_Dataset entries_.
..............................

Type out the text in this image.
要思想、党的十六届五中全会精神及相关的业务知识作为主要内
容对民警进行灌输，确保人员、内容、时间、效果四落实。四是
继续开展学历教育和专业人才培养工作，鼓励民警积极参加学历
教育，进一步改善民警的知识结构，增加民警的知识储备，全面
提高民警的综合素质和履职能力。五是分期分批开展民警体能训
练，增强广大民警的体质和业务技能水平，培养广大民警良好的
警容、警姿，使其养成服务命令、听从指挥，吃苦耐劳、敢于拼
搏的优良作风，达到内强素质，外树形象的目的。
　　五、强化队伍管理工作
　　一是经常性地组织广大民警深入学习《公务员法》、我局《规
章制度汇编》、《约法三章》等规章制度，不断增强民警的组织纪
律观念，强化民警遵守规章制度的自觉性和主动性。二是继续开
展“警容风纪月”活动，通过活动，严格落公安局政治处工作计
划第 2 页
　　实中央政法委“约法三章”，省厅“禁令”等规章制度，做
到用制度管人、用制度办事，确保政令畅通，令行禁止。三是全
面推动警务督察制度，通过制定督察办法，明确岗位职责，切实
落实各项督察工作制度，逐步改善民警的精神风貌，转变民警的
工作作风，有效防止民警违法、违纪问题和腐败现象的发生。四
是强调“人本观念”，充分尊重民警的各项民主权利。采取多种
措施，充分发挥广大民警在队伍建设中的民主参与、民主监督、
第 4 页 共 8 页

..............................

_WHAT IS BEING ASKED_. Repeat all the entries word for word.

_SOLUTION FOR THIS PROBLEM_.
Type out the text in this image.
要思想、党的十六届五中全会精神及相关的业务知识作为主要内
容对民警进行灌输，确保人员、内容、时间、效果四落实。四是
继续开展学历教育和专业人才培养工作，鼓励民警积极参加学历
教育，进一步改善民警的知识结构，增加民警的知识储备，全面
提高民警的综合素质和履职能力。五是分期分批开展民警体能训
练，增强广大民警的体质和业务技能水平，培养广大民警良好的
警容、警姿，使其养成服务命令、听从指挥，吃苦耐劳、敢于拼
搏的优良作风，达到内强素质，外树形象的目的。
　　五、强化队伍管理工作
　　一是经常性地组织广大民警深入学习《公务员法》、我局《规
章制度汇编》、《约法三章》等规章制度，不断增强民警的组织纪
律观念，强化民警遵守规章制度的自觉性和主动性。二是继续开
展“警容风纪月”活动，通过活动，严格落公安局政治处工作计
划第 2 页
　　实中央政法委“约法三章”，省厅“禁令”等规章制度，做
到用制度管人、用制度办事，确保政令畅通，令行禁止。三是全
面推动警务督察制度，通过制定督察办法，明确岗位职责，切实
落实各项督察工作制度，逐步改善民警的精神风貌，转变民警的
工作作风，有效防止民警违法、违纪问题和腐败现象的发生。四
是强调“人本观念”，充分尊重民警的各项民主权利。采取多种
措施，充分发挥广大民警在队伍建设中的民主参与、民主监督、
第 4 页 共 8 页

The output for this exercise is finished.